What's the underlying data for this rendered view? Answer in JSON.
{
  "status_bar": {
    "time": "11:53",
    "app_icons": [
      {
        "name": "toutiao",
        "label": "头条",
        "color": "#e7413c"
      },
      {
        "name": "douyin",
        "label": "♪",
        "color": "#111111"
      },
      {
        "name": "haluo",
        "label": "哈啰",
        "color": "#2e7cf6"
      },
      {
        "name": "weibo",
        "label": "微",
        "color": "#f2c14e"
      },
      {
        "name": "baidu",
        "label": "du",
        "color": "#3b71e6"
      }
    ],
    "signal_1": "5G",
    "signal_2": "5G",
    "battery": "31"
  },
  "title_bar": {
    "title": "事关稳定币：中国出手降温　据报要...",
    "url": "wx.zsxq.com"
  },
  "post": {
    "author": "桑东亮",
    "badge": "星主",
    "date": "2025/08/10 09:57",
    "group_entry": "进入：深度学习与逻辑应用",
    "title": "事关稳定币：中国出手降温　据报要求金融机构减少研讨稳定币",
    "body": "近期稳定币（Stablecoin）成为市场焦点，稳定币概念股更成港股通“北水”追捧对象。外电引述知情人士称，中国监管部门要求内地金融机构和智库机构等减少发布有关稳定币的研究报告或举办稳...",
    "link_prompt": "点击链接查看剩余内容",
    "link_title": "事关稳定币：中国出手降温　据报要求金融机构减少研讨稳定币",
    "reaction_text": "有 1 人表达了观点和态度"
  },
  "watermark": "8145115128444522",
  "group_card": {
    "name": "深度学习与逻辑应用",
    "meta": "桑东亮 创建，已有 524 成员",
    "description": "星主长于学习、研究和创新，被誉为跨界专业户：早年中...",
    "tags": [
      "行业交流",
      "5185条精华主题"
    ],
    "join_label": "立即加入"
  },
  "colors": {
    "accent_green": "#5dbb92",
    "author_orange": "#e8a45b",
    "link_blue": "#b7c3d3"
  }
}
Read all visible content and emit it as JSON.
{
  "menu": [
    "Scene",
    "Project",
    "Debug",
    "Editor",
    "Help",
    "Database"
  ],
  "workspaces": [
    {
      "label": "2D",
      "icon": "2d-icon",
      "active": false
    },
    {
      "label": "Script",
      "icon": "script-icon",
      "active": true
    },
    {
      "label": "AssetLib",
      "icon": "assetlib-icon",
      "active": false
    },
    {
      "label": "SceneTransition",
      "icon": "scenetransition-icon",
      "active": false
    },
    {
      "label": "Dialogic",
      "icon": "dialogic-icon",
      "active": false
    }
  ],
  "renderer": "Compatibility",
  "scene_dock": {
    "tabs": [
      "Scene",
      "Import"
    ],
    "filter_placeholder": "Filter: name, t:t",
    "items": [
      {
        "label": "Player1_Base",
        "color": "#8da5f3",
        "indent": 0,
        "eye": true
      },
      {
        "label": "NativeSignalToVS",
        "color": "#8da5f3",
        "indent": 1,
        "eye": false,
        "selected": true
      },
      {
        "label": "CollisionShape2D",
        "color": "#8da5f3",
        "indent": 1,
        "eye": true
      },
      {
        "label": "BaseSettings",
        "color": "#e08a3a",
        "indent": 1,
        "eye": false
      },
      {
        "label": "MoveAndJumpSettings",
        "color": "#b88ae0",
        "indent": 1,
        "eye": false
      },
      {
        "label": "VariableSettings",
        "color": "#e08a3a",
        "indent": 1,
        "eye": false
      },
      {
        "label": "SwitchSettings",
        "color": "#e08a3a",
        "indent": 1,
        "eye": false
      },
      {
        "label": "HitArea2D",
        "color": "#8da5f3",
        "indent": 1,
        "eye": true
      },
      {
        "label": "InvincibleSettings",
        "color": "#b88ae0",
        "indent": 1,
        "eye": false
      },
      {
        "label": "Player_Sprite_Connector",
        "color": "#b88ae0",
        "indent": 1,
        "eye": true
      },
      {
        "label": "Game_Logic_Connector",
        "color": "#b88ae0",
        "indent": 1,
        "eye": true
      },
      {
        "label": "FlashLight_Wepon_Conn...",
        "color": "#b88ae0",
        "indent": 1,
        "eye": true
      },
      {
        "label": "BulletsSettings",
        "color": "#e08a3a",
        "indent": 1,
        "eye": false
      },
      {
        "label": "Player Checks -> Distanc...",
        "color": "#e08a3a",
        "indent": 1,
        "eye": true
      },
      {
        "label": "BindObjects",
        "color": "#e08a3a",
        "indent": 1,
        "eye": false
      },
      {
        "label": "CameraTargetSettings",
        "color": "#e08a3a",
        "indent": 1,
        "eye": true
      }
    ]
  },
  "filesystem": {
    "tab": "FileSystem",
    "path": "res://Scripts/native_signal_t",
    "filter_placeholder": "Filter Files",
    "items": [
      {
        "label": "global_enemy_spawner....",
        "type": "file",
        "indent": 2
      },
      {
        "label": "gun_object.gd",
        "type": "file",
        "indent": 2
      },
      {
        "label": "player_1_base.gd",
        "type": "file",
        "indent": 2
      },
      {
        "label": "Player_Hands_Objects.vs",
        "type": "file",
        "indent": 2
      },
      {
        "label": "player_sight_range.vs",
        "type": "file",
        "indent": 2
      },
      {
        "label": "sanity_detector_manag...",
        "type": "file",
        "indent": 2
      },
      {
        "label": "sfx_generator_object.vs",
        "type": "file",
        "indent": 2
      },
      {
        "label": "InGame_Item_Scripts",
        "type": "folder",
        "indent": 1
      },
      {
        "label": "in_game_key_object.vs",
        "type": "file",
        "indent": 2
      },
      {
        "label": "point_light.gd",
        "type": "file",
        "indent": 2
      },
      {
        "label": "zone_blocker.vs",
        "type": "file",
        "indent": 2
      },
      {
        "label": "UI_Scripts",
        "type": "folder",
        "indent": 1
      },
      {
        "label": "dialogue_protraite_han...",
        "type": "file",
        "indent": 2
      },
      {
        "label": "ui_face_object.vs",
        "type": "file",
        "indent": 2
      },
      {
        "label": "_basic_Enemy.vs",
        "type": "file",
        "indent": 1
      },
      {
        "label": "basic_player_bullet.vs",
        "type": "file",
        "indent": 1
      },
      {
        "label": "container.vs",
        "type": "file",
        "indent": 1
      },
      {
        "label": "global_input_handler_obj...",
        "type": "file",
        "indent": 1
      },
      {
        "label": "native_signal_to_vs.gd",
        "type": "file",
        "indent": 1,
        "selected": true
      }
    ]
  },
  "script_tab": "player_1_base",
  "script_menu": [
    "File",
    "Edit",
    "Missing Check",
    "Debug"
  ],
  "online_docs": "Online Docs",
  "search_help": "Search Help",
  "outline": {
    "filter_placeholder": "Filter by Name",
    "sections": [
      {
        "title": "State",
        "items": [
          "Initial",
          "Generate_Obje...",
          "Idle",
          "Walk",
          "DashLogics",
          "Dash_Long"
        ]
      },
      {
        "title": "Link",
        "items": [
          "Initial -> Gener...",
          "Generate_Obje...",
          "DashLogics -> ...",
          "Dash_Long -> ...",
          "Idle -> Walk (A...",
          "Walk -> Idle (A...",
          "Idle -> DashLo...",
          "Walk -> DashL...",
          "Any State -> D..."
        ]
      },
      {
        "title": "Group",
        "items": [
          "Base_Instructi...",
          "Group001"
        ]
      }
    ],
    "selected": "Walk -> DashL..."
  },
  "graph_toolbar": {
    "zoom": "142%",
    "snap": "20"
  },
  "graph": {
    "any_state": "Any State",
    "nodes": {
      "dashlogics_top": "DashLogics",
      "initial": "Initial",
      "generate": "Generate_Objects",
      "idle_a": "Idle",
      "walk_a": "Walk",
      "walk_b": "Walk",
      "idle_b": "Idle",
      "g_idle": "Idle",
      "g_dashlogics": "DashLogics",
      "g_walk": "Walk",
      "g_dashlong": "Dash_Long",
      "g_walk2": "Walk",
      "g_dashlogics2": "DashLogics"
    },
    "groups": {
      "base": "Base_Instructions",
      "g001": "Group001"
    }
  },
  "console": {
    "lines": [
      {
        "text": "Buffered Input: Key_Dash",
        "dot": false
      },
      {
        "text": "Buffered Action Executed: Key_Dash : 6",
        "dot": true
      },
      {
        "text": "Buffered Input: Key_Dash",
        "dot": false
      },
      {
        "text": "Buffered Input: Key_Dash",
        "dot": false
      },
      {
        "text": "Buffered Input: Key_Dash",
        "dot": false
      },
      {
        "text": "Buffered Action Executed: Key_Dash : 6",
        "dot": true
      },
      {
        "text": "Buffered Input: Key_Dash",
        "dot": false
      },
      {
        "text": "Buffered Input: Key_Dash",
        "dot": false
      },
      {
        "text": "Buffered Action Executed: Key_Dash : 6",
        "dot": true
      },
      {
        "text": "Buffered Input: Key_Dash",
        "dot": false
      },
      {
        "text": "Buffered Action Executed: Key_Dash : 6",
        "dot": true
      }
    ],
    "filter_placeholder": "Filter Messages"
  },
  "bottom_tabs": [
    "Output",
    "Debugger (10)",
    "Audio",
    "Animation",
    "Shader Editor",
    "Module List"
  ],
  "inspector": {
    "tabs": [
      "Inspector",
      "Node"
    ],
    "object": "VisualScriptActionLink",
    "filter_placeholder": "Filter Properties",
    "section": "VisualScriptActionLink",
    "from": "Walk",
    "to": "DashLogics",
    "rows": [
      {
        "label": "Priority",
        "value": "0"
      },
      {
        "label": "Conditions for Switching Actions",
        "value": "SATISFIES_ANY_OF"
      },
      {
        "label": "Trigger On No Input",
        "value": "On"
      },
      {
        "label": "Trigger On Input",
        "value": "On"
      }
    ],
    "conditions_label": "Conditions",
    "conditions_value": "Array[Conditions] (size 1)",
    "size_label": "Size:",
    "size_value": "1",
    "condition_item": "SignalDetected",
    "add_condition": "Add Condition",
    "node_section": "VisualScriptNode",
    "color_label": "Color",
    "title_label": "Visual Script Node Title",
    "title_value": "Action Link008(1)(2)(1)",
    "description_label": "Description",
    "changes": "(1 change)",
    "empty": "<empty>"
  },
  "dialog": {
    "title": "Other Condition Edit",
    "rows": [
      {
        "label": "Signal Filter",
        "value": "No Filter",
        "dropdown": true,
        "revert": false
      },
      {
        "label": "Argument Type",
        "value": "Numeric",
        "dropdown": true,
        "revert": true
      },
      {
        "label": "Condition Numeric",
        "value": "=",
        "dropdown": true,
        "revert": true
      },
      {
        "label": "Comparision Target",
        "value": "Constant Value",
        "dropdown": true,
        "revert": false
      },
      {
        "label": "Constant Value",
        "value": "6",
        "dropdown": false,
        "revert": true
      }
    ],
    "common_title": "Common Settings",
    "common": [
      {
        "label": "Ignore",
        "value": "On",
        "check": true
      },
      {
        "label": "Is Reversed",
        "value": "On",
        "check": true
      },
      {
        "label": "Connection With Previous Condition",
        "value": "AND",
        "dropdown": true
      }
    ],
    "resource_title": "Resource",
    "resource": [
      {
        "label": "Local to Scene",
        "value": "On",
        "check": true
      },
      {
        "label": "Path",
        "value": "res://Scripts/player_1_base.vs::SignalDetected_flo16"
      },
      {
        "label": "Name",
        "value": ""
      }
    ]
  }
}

=== WHAT IS EXPECTED ===
Copy all lines from the data that hold the word "据报要求金融机构减少研讨稳定币".

=== THE COMPLETED TASK ===
    "title": "事关稳定币：中国出手降温　据报要求金融机构减少研讨稳定币",
    "link_title": "事关稳定币：中国出手降温　据报要求金融机构减少研讨稳定币",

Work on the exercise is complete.